** BEGIN Available records **

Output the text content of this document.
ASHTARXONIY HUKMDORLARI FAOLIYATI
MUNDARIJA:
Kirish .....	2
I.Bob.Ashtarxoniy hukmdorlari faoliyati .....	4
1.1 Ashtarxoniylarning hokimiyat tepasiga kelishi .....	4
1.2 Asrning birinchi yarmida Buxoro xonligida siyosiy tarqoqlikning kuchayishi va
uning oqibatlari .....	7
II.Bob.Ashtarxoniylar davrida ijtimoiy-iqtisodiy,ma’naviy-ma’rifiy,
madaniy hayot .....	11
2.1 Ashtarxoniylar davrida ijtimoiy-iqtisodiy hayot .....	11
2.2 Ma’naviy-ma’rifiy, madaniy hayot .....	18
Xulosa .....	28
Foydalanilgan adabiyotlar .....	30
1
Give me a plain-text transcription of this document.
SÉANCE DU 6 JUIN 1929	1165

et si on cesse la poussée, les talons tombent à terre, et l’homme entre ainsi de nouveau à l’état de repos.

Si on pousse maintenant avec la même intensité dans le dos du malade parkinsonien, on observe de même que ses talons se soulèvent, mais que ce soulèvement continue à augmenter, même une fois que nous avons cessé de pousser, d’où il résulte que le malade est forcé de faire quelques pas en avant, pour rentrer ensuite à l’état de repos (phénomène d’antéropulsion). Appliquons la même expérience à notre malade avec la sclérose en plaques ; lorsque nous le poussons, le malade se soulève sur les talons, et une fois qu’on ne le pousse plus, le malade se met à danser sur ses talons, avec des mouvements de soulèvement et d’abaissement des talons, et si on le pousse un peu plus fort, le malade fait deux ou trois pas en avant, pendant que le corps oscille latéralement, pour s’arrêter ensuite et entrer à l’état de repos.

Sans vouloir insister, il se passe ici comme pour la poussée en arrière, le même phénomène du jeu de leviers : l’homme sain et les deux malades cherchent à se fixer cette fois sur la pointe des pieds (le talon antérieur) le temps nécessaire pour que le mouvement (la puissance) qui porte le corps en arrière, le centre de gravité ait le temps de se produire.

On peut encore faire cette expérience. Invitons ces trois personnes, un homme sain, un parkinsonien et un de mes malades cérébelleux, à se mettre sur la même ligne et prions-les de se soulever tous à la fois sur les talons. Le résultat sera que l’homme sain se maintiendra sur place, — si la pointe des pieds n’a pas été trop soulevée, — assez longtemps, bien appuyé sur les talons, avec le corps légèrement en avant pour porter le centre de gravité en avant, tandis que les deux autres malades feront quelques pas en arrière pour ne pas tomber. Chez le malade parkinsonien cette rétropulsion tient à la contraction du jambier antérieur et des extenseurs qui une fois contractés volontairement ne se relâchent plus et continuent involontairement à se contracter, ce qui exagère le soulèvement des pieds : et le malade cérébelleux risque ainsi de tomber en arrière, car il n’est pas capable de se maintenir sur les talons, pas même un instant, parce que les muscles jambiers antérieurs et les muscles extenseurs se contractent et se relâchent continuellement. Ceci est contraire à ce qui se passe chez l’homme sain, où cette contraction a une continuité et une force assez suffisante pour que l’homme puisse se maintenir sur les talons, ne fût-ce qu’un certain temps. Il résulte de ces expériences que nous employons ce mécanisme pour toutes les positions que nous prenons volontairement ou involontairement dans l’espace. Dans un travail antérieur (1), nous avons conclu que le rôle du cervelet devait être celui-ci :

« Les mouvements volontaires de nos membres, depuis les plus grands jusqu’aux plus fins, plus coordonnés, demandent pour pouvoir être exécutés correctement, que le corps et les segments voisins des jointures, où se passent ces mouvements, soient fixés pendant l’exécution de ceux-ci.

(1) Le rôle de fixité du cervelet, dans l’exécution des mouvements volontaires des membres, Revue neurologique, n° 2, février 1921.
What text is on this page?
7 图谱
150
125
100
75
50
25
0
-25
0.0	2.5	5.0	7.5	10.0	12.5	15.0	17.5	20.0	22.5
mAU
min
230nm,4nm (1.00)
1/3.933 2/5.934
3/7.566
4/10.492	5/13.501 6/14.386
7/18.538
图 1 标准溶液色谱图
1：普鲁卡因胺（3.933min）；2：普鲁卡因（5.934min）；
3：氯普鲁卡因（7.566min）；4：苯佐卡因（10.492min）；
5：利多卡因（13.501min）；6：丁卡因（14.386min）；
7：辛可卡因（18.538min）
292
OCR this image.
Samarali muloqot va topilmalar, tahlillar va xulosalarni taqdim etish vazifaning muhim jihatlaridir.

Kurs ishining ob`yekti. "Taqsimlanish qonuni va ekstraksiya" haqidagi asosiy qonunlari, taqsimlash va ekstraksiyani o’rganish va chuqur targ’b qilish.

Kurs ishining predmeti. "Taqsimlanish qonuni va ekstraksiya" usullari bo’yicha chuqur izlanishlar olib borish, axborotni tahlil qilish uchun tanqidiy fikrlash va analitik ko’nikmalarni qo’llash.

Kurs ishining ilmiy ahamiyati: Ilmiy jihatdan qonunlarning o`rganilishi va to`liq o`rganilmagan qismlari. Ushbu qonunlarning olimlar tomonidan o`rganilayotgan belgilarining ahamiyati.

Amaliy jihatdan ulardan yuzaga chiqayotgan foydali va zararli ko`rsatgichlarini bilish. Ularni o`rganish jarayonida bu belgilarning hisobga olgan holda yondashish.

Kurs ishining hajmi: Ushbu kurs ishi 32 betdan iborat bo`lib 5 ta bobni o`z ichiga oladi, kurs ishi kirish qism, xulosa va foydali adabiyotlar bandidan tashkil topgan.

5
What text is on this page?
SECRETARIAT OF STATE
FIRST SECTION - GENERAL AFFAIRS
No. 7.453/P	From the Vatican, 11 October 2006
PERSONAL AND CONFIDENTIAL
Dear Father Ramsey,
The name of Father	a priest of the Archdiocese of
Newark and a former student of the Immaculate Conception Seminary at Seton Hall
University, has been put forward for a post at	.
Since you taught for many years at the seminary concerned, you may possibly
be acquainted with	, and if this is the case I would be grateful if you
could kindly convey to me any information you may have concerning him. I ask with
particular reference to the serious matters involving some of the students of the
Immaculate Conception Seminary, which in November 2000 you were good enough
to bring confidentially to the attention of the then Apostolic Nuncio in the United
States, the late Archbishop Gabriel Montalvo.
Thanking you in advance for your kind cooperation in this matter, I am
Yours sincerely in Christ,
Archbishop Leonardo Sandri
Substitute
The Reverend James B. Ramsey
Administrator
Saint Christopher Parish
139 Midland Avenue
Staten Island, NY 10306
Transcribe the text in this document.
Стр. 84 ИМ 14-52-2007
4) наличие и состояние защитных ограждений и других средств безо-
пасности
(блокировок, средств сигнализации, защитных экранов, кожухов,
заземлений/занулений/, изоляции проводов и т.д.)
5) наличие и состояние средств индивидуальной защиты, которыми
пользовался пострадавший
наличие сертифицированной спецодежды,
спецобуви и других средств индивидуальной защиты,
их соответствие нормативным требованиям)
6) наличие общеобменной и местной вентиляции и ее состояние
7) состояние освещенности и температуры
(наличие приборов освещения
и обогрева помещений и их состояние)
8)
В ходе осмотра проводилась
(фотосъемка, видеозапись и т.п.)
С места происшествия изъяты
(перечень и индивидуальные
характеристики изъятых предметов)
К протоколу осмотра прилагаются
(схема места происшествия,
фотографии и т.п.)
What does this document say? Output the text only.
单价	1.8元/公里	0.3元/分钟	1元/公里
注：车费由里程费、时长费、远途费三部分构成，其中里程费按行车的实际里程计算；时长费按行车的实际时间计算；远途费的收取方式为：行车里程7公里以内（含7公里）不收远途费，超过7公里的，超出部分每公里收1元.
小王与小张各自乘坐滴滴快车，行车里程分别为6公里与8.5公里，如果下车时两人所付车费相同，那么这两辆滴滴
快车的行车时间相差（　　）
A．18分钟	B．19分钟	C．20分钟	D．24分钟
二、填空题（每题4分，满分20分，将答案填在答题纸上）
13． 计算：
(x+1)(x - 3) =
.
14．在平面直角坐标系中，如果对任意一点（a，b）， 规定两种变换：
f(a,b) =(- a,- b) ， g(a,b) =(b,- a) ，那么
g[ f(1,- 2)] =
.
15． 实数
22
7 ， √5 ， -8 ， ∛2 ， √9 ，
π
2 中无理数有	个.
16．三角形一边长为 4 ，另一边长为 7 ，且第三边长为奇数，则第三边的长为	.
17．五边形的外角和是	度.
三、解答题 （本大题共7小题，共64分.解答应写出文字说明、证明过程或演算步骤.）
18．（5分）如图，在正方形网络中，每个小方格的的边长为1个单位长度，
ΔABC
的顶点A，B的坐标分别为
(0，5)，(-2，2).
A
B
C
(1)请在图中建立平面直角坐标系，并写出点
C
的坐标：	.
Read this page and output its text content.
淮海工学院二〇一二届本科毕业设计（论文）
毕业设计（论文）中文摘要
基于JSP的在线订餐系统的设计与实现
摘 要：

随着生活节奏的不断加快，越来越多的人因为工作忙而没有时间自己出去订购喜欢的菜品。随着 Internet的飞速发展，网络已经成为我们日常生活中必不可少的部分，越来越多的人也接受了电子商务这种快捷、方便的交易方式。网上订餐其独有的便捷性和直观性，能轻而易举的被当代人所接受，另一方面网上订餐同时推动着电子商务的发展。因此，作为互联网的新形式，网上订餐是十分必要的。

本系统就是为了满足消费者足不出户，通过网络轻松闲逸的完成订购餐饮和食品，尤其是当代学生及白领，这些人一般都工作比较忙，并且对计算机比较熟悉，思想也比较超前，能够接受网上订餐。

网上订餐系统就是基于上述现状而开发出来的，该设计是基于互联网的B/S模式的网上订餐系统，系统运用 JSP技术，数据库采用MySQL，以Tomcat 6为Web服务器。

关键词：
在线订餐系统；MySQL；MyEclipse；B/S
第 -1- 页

** END Available records **

What to work on – Lines containing the word "rifiy" must all be returned from the material above.

Solved exercise –
II.Bob.Ashtarxoniylar davrida ijtimoiy-iqtisodiy,ma’naviy-ma’rifiy,
2.2 Ma’naviy-ma’rifiy, madaniy hayot .....	18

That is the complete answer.